Aim of the task:
Entries follow. Set all of them down as they stand.

Data for processing:
————

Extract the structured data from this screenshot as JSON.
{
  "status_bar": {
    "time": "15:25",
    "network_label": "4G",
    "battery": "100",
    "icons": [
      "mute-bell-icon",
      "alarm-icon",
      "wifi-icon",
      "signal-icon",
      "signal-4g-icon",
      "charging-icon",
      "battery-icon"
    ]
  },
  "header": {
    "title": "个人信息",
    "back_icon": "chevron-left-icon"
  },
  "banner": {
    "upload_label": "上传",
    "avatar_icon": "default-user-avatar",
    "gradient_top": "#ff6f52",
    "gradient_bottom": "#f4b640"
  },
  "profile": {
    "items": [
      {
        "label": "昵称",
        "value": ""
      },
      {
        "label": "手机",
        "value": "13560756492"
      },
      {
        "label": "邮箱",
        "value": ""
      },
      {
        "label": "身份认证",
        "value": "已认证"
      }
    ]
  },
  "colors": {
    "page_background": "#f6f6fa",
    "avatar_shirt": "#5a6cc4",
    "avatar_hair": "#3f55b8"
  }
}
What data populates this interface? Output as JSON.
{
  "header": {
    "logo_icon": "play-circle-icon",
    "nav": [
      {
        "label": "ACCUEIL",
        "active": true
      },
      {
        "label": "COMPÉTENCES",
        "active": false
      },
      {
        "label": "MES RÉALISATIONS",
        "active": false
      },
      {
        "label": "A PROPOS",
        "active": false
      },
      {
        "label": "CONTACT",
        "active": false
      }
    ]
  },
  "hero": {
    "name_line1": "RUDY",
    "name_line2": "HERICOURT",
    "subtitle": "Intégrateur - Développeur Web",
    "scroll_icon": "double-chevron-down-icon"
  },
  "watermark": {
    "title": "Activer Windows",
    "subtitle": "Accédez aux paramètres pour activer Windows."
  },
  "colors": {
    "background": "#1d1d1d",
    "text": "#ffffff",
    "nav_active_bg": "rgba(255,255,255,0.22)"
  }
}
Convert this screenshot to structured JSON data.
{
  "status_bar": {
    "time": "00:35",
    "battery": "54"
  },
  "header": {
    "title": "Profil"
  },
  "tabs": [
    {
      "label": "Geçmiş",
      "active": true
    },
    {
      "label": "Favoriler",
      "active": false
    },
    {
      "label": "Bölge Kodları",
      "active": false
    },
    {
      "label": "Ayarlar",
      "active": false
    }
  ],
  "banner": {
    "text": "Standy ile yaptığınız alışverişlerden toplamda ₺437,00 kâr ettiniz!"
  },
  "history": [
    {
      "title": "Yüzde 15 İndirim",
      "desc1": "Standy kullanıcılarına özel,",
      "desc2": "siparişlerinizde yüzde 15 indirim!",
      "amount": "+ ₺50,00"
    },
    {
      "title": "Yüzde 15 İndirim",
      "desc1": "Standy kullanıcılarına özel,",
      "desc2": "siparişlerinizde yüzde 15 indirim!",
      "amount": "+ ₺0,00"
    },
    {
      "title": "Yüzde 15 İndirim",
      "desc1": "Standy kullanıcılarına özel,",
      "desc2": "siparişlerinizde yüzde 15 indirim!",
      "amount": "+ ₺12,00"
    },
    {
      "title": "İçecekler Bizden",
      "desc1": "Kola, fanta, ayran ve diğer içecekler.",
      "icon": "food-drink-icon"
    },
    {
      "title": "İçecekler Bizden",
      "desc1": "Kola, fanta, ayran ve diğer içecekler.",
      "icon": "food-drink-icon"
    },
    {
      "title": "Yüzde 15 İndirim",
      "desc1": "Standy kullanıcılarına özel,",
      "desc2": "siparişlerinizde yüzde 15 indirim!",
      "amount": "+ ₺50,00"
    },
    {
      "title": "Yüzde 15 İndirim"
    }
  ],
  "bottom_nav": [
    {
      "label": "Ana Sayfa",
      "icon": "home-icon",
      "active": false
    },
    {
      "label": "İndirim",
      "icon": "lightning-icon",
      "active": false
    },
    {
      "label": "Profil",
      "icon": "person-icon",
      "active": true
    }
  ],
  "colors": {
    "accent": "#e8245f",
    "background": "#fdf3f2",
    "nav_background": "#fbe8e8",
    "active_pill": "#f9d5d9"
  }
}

————

Reply to the task:
Extract the structured data from this screenshot as JSON.
{
  "status_bar": {
    "time": "15:25",
    "network_label": "4G",
    "battery": "100",
    "icons": [
      "mute-bell-icon",
      "alarm-icon",
      "wifi-icon",
      "signal-icon",
      "signal-4g-icon",
      "charging-icon",
      "battery-icon"
    ]
  },
  "header": {
    "title": "个人信息",
    "back_icon": "chevron-left-icon"
  },
  "banner": {
    "upload_label": "上传",
    "avatar_icon": "default-user-avatar",
    "gradient_top": "#ff6f52",
    "gradient_bottom": "#f4b640"
  },
  "profile": {
    "items": [
      {
        "label": "昵称",
        "value": ""
      },
      {
        "label": "手机",
        "value": "13560756492"
      },
      {
        "label": "邮箱",
        "value": ""
      },
      {
        "label": "身份认证",
        "value": "已认证"
      }
    ]
  },
  "colors": {
    "page_background": "#f6f6fa",
    "avatar_shirt": "#5a6cc4",
    "avatar_hair": "#3f55b8"
  }
}
What data populates this interface? Output as JSON.
{
  "header": {
    "logo_icon": "play-circle-icon",
    "nav": [
      {
        "label": "ACCUEIL",
        "active": true
      },
      {
        "label": "COMPÉTENCES",
        "active": false
      },
      {
        "label": "MES RÉALISATIONS",
        "active": false
      },
      {
        "label": "A PROPOS",
        "active": false
      },
      {
        "label": "CONTACT",
        "active": false
      }
    ]
  },
  "hero": {
    "name_line1": "RUDY",
    "name_line2": "HERICOURT",
    "subtitle": "Intégrateur - Développeur Web",
    "scroll_icon": "double-chevron-down-icon"
  },
  "watermark": {
    "title": "Activer Windows",
    "subtitle": "Accédez aux paramètres pour activer Windows."
  },
  "colors": {
    "background": "#1d1d1d",
    "text": "#ffffff",
    "nav_active_bg": "rgba(255,255,255,0.22)"
  }
}
Convert this screenshot to structured JSON data.
{
  "status_bar": {
    "time": "00:35",
    "battery": "54"
  },
  "header": {
    "title": "Profil"
  },
  "tabs": [
    {
      "label": "Geçmiş",
      "active": true
    },
    {
      "label": "Favoriler",
      "active": false
    },
    {
      "label": "Bölge Kodları",
      "active": false
    },
    {
      "label": "Ayarlar",
      "active": false
    }
  ],
  "banner": {
    "text": "Standy ile yaptığınız alışverişlerden toplamda ₺437,00 kâr ettiniz!"
  },
  "history": [
    {
      "title": "Yüzde 15 İndirim",
      "desc1": "Standy kullanıcılarına özel,",
      "desc2": "siparişlerinizde yüzde 15 indirim!",
      "amount": "+ ₺50,00"
    },
    {
      "title": "Yüzde 15 İndirim",
      "desc1": "Standy kullanıcılarına özel,",
      "desc2": "siparişlerinizde yüzde 15 indirim!",
      "amount": "+ ₺0,00"
    },
    {
      "title": "Yüzde 15 İndirim",
      "desc1": "Standy kullanıcılarına özel,",
      "desc2": "siparişlerinizde yüzde 15 indirim!",
      "amount": "+ ₺12,00"
    },
    {
      "title": "İçecekler Bizden",
      "desc1": "Kola, fanta, ayran ve diğer içecekler.",
      "icon": "food-drink-icon"
    },
    {
      "title": "İçecekler Bizden",
      "desc1": "Kola, fanta, ayran ve diğer içecekler.",
      "icon": "food-drink-icon"
    },
    {
      "title": "Yüzde 15 İndirim",
      "desc1": "Standy kullanıcılarına özel,",
      "desc2": "siparişlerinizde yüzde 15 indirim!",
      "amount": "+ ₺50,00"
    },
    {
      "title": "Yüzde 15 İndirim"
    }
  ],
  "bottom_nav": [
    {
      "label": "Ana Sayfa",
      "icon": "home-icon",
      "active": false
    },
    {
      "label": "İndirim",
      "icon": "lightning-icon",
      "active": false
    },
    {
      "label": "Profil",
      "icon": "person-icon",
      "active": true
    }
  ],
  "colors": {
    "accent": "#e8245f",
    "background": "#fdf3f2",
    "nav_background": "#fbe8e8",
    "active_pill": "#f9d5d9"
  }
}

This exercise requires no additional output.